## START

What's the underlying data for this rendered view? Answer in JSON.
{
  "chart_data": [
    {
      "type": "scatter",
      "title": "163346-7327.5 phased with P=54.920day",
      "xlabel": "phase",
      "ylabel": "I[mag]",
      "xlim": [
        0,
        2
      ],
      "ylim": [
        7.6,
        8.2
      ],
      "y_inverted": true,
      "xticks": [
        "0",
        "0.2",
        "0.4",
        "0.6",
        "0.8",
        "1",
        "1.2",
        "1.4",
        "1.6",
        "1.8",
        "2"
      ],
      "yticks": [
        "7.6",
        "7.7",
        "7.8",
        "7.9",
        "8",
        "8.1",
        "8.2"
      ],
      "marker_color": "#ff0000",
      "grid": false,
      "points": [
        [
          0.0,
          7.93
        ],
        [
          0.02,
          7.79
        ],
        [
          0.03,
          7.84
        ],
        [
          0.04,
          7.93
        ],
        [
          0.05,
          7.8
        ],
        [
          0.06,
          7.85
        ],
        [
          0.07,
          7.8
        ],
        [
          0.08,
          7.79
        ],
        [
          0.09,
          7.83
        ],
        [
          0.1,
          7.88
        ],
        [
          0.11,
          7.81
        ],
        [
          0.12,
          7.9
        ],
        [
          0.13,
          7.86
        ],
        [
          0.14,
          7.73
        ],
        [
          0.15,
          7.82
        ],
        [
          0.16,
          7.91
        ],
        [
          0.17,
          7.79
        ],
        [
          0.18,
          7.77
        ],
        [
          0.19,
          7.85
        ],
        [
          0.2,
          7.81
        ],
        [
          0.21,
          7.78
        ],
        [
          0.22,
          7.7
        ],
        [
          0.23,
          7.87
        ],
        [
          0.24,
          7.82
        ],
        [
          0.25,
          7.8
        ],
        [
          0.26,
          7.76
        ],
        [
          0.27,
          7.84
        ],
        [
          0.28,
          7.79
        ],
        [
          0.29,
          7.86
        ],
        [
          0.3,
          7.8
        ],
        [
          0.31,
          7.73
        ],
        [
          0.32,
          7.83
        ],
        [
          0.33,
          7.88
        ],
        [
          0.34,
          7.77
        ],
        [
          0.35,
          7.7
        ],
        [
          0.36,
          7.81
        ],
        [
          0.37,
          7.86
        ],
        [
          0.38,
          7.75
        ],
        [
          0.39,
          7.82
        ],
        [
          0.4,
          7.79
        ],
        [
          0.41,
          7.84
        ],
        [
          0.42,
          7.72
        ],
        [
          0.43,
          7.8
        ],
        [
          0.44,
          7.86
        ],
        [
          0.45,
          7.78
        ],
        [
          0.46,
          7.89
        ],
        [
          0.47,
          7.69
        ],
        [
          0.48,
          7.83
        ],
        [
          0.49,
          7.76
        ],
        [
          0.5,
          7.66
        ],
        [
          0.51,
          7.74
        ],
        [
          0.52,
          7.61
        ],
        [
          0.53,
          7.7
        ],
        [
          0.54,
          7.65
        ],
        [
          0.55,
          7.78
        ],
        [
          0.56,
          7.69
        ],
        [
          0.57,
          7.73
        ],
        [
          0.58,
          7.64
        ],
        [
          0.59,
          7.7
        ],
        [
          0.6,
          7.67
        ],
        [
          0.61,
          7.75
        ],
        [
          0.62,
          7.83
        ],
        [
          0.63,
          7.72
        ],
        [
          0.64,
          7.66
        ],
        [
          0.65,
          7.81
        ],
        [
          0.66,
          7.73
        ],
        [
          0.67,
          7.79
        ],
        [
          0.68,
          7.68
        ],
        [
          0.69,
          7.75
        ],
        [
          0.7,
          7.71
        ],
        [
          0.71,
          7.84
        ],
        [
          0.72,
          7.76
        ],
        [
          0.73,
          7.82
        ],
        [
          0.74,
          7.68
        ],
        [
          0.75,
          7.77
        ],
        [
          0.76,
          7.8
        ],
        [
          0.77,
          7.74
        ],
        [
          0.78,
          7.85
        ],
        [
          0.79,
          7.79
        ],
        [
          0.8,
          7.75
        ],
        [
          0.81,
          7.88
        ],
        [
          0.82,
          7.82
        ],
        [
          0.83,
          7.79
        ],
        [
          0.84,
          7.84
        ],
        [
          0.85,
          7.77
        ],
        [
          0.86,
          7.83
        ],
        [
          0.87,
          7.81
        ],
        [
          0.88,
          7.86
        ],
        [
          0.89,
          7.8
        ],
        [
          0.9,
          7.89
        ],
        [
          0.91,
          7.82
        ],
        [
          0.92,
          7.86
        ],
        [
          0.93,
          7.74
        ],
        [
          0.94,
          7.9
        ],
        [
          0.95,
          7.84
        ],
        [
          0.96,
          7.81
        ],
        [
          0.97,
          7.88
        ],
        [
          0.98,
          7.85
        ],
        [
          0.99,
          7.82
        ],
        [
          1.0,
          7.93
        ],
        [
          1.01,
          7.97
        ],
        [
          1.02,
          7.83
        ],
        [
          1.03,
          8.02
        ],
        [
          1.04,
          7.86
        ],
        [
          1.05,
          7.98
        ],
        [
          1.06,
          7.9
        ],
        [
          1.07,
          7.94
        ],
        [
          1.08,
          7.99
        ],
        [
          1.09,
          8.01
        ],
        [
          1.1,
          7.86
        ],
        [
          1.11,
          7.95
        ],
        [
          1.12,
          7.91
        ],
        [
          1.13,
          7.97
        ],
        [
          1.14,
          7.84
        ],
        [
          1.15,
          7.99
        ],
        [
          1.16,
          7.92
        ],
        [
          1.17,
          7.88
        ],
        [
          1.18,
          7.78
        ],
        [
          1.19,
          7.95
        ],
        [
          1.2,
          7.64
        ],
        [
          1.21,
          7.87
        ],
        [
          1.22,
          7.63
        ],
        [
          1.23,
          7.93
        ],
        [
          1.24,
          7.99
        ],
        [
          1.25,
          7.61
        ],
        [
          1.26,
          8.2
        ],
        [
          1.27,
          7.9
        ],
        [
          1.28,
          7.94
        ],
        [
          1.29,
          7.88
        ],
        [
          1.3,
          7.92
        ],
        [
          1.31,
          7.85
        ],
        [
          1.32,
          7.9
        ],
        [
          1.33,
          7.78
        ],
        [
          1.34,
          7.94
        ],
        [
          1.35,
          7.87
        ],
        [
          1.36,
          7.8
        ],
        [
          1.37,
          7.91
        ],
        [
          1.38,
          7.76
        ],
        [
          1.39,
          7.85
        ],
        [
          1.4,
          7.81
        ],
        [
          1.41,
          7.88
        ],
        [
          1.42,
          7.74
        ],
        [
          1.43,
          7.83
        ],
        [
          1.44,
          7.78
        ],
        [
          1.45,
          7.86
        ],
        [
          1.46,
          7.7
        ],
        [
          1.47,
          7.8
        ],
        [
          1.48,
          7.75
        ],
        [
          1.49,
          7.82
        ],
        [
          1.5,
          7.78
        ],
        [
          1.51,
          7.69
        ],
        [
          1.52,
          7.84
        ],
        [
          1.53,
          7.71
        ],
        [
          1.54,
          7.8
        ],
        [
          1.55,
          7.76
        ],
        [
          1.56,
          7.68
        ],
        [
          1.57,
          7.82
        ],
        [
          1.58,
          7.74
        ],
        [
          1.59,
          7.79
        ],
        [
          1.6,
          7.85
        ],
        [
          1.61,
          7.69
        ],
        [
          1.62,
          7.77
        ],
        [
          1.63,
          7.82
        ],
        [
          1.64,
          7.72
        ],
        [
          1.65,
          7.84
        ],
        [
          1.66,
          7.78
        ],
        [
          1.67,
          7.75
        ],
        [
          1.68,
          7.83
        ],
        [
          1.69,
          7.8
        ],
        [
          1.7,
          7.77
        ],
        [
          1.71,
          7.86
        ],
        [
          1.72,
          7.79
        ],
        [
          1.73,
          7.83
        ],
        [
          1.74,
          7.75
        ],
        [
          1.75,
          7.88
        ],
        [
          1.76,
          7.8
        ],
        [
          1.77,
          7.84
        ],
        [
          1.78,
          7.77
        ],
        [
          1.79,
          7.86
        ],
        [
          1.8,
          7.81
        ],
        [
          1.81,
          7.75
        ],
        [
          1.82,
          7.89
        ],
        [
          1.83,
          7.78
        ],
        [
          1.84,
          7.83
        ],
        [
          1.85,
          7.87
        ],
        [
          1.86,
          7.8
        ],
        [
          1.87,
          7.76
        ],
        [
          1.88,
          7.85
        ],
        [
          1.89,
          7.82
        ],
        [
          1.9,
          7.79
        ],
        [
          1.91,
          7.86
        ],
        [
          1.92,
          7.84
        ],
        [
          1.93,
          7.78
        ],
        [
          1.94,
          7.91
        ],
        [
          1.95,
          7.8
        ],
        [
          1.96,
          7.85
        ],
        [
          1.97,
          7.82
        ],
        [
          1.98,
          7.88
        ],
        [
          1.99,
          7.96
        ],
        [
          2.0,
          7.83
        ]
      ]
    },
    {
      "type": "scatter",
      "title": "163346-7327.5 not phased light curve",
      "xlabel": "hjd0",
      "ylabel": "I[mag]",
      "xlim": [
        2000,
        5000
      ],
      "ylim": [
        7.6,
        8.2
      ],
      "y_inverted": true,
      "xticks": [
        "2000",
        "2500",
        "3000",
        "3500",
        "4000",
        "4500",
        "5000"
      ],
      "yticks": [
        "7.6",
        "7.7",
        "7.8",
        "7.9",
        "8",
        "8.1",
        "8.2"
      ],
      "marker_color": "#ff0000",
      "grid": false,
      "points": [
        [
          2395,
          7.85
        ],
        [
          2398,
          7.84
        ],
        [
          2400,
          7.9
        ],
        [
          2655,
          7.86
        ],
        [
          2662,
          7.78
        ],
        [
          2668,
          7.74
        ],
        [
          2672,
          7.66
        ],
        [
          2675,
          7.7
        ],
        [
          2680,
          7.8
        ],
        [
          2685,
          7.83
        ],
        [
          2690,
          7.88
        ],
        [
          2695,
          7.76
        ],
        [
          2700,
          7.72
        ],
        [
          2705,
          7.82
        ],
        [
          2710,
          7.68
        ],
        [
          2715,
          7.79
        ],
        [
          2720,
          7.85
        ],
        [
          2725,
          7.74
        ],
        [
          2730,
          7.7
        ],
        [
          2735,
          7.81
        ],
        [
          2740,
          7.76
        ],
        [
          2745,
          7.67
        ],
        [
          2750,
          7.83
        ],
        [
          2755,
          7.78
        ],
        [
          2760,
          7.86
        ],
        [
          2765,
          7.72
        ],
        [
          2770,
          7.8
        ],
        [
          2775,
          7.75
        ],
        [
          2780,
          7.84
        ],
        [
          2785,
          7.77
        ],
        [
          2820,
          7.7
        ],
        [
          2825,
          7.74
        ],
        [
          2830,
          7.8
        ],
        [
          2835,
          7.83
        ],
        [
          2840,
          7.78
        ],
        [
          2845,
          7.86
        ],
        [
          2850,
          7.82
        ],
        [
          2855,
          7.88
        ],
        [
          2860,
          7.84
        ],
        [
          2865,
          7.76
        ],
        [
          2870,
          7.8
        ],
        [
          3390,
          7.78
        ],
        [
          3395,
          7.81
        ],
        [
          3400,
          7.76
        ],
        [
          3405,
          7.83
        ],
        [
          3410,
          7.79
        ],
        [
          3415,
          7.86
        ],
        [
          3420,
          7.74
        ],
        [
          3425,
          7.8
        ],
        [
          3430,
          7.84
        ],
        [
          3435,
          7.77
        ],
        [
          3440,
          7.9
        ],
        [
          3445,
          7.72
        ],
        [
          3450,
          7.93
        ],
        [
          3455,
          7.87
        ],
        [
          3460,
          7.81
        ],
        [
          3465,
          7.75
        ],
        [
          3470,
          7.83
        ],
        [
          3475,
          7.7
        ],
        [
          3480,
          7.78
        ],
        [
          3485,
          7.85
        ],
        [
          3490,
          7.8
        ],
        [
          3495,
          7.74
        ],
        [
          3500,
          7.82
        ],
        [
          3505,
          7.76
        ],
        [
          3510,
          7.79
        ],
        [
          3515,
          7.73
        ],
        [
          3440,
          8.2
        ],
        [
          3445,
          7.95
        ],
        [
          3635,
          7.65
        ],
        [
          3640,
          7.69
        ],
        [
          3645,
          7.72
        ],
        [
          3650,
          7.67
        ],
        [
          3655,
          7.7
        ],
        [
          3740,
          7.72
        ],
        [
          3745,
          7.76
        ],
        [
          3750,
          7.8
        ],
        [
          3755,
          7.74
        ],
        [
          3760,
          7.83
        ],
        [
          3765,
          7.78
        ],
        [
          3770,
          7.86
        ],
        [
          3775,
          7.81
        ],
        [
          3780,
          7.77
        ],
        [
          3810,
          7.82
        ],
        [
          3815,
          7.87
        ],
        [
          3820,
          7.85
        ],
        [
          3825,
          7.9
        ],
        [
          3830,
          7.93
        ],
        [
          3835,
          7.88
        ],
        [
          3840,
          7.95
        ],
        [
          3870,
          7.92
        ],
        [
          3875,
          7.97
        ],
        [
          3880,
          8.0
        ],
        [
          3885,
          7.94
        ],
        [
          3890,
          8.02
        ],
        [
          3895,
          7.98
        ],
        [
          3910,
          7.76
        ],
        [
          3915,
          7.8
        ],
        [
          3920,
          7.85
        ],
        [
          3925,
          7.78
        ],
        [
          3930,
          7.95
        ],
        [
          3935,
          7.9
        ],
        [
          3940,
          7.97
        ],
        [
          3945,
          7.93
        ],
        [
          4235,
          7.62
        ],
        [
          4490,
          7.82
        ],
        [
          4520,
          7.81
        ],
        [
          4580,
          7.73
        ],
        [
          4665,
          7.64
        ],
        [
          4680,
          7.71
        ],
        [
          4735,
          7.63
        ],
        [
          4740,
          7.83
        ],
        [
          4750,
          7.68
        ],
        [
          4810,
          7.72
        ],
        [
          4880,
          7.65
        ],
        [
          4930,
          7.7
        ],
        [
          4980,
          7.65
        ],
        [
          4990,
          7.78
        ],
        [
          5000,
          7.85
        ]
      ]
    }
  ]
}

## END

- **INSTRUCTIONS TO FOLLOW**
Give the number of lines in the data that contain "phased", with no other words.

- **SOLUTION TO THIS EXERCISE**
2